### EXCERPTED DATA:
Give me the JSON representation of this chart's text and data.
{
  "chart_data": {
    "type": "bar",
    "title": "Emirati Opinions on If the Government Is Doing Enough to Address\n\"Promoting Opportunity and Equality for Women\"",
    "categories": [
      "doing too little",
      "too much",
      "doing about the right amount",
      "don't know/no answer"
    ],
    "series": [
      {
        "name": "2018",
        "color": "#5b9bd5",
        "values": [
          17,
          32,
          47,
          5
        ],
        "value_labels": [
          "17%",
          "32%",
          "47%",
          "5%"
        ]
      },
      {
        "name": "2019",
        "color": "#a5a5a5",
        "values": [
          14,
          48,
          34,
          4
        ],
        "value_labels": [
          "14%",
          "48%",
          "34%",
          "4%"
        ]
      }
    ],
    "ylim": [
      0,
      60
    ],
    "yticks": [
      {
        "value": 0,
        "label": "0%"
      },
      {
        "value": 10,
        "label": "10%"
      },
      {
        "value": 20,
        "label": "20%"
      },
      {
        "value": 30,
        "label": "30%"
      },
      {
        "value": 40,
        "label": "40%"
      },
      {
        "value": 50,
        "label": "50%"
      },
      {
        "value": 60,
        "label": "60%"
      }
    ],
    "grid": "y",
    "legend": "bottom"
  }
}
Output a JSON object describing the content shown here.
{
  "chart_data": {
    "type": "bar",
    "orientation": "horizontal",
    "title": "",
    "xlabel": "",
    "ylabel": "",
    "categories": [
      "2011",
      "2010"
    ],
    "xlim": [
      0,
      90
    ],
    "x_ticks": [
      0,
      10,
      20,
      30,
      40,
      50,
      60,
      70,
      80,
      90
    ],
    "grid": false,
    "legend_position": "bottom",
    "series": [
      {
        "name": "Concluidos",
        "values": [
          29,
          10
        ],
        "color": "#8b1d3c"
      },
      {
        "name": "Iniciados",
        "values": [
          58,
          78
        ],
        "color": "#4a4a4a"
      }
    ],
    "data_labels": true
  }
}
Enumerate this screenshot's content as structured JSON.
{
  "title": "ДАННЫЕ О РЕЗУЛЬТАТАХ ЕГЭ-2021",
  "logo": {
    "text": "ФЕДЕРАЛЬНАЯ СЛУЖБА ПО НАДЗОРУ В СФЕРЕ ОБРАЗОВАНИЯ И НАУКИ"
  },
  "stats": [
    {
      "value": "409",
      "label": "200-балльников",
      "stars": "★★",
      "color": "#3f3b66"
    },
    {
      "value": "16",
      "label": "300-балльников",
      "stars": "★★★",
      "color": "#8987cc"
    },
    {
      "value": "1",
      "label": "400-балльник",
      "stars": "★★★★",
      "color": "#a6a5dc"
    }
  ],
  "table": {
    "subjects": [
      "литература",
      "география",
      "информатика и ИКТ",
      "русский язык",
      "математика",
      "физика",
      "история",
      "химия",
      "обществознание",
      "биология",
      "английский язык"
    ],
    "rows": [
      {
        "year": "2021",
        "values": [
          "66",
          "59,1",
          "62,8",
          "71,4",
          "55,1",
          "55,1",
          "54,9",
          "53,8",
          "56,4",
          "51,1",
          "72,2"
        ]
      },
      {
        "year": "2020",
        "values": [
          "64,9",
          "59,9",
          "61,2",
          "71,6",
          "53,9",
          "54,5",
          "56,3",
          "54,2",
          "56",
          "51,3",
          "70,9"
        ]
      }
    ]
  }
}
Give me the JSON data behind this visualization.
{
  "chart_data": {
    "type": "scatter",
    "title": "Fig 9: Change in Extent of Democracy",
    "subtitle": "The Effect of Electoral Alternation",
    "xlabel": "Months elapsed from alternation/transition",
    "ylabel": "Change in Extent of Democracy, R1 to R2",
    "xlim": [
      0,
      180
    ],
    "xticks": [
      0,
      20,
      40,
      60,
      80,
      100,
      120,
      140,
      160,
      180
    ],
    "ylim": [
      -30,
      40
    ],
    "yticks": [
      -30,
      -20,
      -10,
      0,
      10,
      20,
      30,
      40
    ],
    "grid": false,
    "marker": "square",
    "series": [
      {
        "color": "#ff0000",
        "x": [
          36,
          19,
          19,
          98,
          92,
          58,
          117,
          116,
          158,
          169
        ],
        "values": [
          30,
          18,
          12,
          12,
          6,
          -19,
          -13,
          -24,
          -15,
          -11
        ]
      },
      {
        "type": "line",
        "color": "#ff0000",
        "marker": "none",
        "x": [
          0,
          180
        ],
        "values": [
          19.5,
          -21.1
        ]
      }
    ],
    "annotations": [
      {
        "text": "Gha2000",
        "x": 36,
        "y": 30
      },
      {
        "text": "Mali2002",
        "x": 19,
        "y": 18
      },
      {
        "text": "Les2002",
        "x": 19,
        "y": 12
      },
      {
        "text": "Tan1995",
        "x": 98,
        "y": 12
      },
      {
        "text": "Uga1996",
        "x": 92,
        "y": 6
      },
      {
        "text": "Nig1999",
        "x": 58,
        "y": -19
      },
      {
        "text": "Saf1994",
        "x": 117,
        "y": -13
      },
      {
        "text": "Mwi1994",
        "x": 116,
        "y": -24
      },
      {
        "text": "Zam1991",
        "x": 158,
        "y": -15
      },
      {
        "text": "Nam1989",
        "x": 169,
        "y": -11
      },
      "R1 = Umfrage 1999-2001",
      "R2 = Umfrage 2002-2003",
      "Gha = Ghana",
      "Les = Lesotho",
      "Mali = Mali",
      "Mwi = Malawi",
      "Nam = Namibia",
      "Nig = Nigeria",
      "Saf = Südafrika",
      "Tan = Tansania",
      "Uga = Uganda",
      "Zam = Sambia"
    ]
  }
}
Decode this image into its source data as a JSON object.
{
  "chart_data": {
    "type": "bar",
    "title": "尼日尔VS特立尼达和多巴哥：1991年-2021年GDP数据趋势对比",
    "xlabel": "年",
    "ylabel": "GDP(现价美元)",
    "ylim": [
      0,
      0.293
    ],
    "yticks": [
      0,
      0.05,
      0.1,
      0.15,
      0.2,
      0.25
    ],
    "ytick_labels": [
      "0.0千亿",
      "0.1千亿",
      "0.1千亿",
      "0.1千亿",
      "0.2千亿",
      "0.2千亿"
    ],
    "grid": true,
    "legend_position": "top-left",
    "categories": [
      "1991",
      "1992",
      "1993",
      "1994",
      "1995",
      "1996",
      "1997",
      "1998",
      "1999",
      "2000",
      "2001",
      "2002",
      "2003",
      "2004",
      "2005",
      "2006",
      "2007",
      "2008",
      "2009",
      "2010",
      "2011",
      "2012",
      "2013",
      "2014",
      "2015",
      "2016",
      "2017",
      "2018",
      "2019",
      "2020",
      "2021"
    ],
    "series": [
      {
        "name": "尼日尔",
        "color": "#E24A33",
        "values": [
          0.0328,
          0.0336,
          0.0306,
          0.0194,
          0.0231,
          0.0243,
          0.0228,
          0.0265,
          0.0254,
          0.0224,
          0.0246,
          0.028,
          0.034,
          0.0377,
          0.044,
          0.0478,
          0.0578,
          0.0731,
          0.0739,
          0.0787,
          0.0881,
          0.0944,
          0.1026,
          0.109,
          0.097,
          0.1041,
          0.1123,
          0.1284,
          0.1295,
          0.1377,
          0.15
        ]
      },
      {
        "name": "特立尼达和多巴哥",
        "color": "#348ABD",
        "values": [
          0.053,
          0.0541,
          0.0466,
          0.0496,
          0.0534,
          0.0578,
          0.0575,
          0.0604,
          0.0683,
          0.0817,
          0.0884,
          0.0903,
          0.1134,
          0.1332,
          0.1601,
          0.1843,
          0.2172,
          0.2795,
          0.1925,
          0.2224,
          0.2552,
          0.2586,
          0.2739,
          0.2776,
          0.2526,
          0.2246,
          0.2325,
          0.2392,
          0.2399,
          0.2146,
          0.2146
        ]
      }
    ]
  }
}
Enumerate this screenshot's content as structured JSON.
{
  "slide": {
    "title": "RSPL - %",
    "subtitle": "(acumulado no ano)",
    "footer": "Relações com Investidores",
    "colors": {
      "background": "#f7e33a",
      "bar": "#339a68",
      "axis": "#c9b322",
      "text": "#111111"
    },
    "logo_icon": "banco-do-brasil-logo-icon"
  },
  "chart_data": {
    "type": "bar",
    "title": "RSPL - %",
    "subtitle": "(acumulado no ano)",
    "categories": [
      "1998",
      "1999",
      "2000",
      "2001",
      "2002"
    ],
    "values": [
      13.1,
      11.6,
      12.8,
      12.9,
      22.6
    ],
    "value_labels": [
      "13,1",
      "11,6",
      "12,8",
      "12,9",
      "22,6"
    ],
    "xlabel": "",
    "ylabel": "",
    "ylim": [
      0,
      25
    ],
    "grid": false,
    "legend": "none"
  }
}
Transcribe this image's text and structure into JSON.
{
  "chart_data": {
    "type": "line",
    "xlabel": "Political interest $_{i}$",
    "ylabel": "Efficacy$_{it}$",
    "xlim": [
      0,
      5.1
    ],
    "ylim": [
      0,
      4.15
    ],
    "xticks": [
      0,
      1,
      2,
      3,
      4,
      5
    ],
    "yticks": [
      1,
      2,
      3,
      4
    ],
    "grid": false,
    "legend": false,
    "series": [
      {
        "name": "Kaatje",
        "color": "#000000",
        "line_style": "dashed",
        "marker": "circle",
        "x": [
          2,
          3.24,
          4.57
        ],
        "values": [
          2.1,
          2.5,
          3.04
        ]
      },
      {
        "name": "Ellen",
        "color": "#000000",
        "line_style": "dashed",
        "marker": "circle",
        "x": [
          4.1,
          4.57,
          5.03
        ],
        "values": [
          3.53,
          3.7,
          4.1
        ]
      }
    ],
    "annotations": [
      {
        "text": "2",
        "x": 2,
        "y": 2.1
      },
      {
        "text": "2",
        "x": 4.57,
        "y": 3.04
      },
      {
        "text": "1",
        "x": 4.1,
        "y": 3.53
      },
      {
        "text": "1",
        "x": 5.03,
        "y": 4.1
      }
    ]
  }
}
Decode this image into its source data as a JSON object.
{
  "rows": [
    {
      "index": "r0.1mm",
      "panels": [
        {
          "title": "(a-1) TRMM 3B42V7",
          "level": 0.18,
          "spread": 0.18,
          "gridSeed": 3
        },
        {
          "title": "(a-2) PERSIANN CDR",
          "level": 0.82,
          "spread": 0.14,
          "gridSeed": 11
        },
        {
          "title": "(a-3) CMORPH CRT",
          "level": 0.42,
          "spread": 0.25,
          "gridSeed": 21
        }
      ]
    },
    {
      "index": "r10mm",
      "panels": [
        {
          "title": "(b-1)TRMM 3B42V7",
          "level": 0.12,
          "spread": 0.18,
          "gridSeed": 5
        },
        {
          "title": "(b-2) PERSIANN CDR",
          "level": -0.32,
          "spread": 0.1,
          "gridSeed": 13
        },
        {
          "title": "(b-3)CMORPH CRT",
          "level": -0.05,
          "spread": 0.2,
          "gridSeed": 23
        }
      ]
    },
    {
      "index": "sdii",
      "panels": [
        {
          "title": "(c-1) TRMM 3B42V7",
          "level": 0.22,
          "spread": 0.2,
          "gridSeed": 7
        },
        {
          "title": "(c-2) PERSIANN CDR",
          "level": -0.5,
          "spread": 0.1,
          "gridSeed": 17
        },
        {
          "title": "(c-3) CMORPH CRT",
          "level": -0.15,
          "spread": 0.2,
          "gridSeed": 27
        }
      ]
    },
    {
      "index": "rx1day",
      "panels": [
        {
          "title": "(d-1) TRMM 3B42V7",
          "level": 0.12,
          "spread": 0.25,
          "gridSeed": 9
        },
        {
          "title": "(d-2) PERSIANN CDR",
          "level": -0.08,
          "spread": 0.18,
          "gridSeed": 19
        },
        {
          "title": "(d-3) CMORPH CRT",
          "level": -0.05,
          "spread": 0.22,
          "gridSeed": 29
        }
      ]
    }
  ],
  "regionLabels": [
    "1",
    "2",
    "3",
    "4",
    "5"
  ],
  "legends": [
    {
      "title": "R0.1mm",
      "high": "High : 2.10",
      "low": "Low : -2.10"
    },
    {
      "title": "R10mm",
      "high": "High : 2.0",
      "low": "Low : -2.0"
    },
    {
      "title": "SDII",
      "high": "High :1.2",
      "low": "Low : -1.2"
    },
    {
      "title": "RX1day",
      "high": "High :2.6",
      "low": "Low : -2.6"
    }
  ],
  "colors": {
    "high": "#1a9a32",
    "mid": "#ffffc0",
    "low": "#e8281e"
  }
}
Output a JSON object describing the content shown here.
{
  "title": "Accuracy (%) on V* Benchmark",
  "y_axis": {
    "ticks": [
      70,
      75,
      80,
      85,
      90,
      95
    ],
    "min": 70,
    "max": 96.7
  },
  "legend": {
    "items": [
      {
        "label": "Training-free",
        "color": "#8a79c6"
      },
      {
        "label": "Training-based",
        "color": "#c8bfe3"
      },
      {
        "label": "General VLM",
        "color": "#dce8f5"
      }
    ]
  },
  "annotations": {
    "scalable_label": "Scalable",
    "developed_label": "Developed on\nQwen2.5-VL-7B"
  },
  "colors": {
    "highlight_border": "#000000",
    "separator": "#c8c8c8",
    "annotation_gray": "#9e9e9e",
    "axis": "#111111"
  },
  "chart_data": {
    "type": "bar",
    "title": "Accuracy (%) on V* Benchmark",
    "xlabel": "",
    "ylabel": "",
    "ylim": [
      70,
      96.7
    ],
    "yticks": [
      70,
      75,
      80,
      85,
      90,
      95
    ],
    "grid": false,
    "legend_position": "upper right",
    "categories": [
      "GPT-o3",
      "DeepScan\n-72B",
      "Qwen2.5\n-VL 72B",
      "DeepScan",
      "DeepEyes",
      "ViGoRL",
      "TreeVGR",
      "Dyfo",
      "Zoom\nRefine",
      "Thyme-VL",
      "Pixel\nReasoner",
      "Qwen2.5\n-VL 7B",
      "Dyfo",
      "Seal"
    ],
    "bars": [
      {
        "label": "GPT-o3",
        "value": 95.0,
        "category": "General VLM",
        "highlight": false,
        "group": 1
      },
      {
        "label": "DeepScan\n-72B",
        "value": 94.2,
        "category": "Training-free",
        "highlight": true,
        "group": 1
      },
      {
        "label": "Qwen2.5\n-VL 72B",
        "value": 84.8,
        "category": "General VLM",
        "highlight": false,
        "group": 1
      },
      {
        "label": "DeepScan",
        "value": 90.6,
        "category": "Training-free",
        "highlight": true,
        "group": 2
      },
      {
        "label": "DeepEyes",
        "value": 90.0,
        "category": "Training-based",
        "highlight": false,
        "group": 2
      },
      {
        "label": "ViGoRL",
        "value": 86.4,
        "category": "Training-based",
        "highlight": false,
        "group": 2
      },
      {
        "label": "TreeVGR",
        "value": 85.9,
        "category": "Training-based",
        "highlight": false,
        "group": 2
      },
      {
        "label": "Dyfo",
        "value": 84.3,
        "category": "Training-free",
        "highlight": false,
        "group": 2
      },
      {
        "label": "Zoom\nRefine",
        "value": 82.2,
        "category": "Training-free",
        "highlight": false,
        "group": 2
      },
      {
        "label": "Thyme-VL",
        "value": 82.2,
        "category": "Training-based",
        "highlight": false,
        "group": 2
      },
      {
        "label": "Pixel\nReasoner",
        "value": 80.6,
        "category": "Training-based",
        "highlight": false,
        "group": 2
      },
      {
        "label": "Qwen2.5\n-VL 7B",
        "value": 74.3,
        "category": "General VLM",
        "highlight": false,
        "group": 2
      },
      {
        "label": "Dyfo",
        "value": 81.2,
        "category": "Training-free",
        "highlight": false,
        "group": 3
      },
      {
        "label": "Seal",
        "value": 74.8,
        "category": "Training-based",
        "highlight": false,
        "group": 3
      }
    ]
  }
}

### PROBLEM DESCRIPTION:
List the lines of the material in which the word "name" occurs.

### TASK SOLUTION:
        "name": "2018",
        "name": "2019",
        "name": "Concluidos",
        "name": "Iniciados",
        "name": "尼日尔",
        "name": "特立尼达和多巴哥",
        "name": "Kaatje",
        "name": "Ellen",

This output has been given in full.